# Stored rows:
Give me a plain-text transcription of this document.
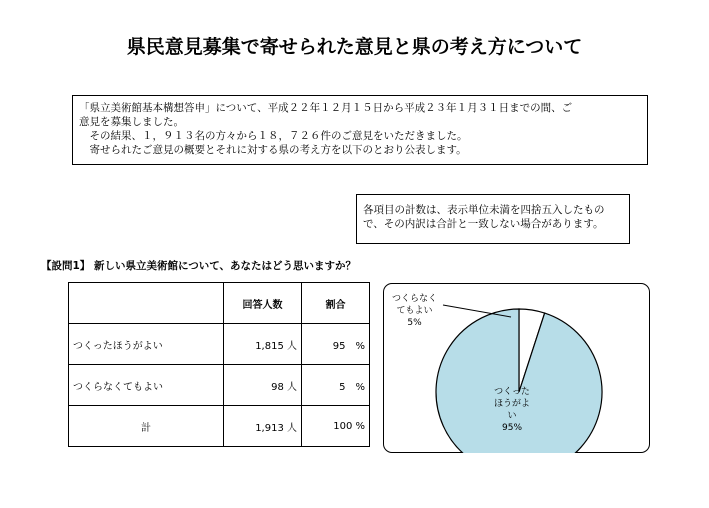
県民意見募集で寄せられた意見と県の考え方について
「県立美術館基本構想答申」について、平成２２年１２月１５日から平成２３年１月３１日までの間、ご
意見を募集しました。
　その結果、１，９１３名の方々から１８，７２６件のご意見をいただきました。
　寄せられたご意見の概要とそれに対する県の考え方を以下のとおり公表します。
各項目の計数は、表示単位未満を四捨五入したもの
で、その内訳は合計と一致しない場合があります。
【設問1】 新しい県立美術館について、あなたはどう思いますか？
	回答人数	割合
つくったほうがよい	1,815 人	95　%
つくらなくてもよい	98 人	5　%
計	1,913 人	100 %
つくらなく
てもよい
5%
つくった
ほうがよ
い
95%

# Brief:
Exactly reproduce each record, leaving out any pictures.

# The response:
Give me a plain-text transcription of this document.
県民意見募集で寄せられた意見と県の考え方について
「県立美術館基本構想答申」について、平成２２年１２月１５日から平成２３年１月３１日までの間、ご
意見を募集しました。
　その結果、１，９１３名の方々から１８，７２６件のご意見をいただきました。
　寄せられたご意見の概要とそれに対する県の考え方を以下のとおり公表します。
各項目の計数は、表示単位未満を四捨五入したもの
で、その内訳は合計と一致しない場合があります。
【設問1】 新しい県立美術館について、あなたはどう思いますか？
	回答人数	割合
つくったほうがよい	1,815 人	95　%
つくらなくてもよい	98 人	5　%
計	1,913 人	100 %
つくらなく
てもよい
5%
つくった
ほうがよ
い
95%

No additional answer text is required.